Set down each entry exactly as given; pictures should not appear in the copy.

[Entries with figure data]
━━━━━━━━━━━━━━━━━━━━

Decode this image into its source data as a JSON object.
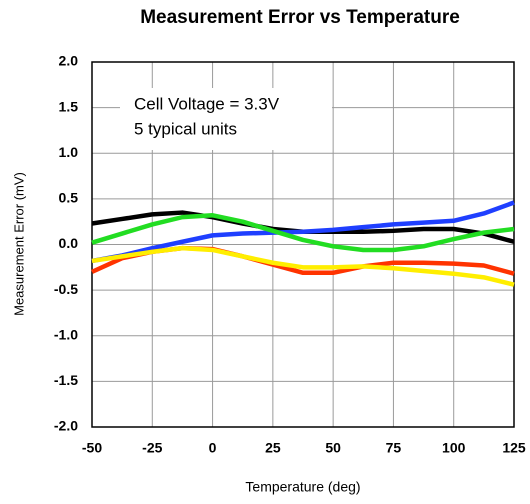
{
  "chart_data": {
    "type": "line",
    "title": "Measurement Error vs Temperature",
    "xlabel": "Temperature (deg)",
    "ylabel": "Measurement Error (mV)",
    "annotations": [
      "Cell Voltage = 3.3V",
      "5 typical units"
    ],
    "x": [
      -50,
      -37.5,
      -25,
      -12.5,
      0,
      12.5,
      25,
      37.5,
      50,
      62.5,
      75,
      87.5,
      100,
      112.5,
      125
    ],
    "series": [
      {
        "color": "#000000",
        "values": [
          0.23,
          0.28,
          0.33,
          0.35,
          0.3,
          0.23,
          0.17,
          0.14,
          0.14,
          0.14,
          0.15,
          0.17,
          0.17,
          0.12,
          0.03
        ]
      },
      {
        "color": "#1f3fff",
        "values": [
          -0.18,
          -0.12,
          -0.04,
          0.03,
          0.1,
          0.12,
          0.13,
          0.14,
          0.16,
          0.19,
          0.22,
          0.24,
          0.26,
          0.34,
          0.46
        ]
      },
      {
        "color": "#22dd22",
        "values": [
          0.02,
          0.12,
          0.22,
          0.3,
          0.32,
          0.25,
          0.15,
          0.05,
          -0.02,
          -0.06,
          -0.06,
          -0.02,
          0.06,
          0.13,
          0.17
        ]
      },
      {
        "color": "#ff3300",
        "values": [
          -0.3,
          -0.15,
          -0.08,
          -0.04,
          -0.05,
          -0.13,
          -0.22,
          -0.31,
          -0.31,
          -0.24,
          -0.2,
          -0.2,
          -0.21,
          -0.23,
          -0.32
        ]
      },
      {
        "color": "#ffee00",
        "values": [
          -0.18,
          -0.13,
          -0.08,
          -0.04,
          -0.06,
          -0.13,
          -0.2,
          -0.25,
          -0.25,
          -0.24,
          -0.26,
          -0.29,
          -0.32,
          -0.36,
          -0.44
        ]
      }
    ],
    "xlim": [
      -50,
      125
    ],
    "xticks": [
      -50,
      -25,
      0,
      25,
      50,
      75,
      100,
      125
    ],
    "ylim": [
      -2,
      2
    ],
    "yticks": [
      {
        "value": -2,
        "label": "-2.0"
      },
      -1.5,
      {
        "value": -1,
        "label": "-1.0"
      },
      -0.5,
      {
        "value": 0,
        "label": "0.0"
      },
      0.5,
      {
        "value": 1,
        "label": "1.0"
      },
      1.5,
      {
        "value": 2,
        "label": "2.0"
      }
    ],
    "grid": true
  }
}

━━━━━━━━━━━━━━━━━━━━

Response:
Decode this image into its source data as a JSON object.
{
  "chart_data": {
    "type": "line",
    "title": "Measurement Error vs Temperature",
    "xlabel": "Temperature (deg)",
    "ylabel": "Measurement Error (mV)",
    "annotations": [
      "Cell Voltage = 3.3V",
      "5 typical units"
    ],
    "x": [
      -50,
      -37.5,
      -25,
      -12.5,
      0,
      12.5,
      25,
      37.5,
      50,
      62.5,
      75,
      87.5,
      100,
      112.5,
      125
    ],
    "series": [
      {
        "color": "#000000",
        "values": [
          0.23,
          0.28,
          0.33,
          0.35,
          0.3,
          0.23,
          0.17,
          0.14,
          0.14,
          0.14,
          0.15,
          0.17,
          0.17,
          0.12,
          0.03
        ]
      },
      {
        "color": "#1f3fff",
        "values": [
          -0.18,
          -0.12,
          -0.04,
          0.03,
          0.1,
          0.12,
          0.13,
          0.14,
          0.16,
          0.19,
          0.22,
          0.24,
          0.26,
          0.34,
          0.46
        ]
      },
      {
        "color": "#22dd22",
        "values": [
          0.02,
          0.12,
          0.22,
          0.3,
          0.32,
          0.25,
          0.15,
          0.05,
          -0.02,
          -0.06,
          -0.06,
          -0.02,
          0.06,
          0.13,
          0.17
        ]
      },
      {
        "color": "#ff3300",
        "values": [
          -0.3,
          -0.15,
          -0.08,
          -0.04,
          -0.05,
          -0.13,
          -0.22,
          -0.31,
          -0.31,
          -0.24,
          -0.2,
          -0.2,
          -0.21,
          -0.23,
          -0.32
        ]
      },
      {
        "color": "#ffee00",
        "values": [
          -0.18,
          -0.13,
          -0.08,
          -0.04,
          -0.06,
          -0.13,
          -0.2,
          -0.25,
          -0.25,
          -0.24,
          -0.26,
          -0.29,
          -0.32,
          -0.36,
          -0.44
        ]
      }
    ],
    "xlim": [
      -50,
      125
    ],
    "xticks": [
      -50,
      -25,
      0,
      25,
      50,
      75,
      100,
      125
    ],
    "ylim": [
      -2,
      2
    ],
    "yticks": [
      {
        "value": -2,
        "label": "-2.0"
      },
      -1.5,
      {
        "value": -1,
        "label": "-1.0"
      },
      -0.5,
      {
        "value": 0,
        "label": "0.0"
      },
      0.5,
      {
        "value": 1,
        "label": "1.0"
      },
      1.5,
      {
        "value": 2,
        "label": "2.0"
      }
    ],
    "grid": true
  }
}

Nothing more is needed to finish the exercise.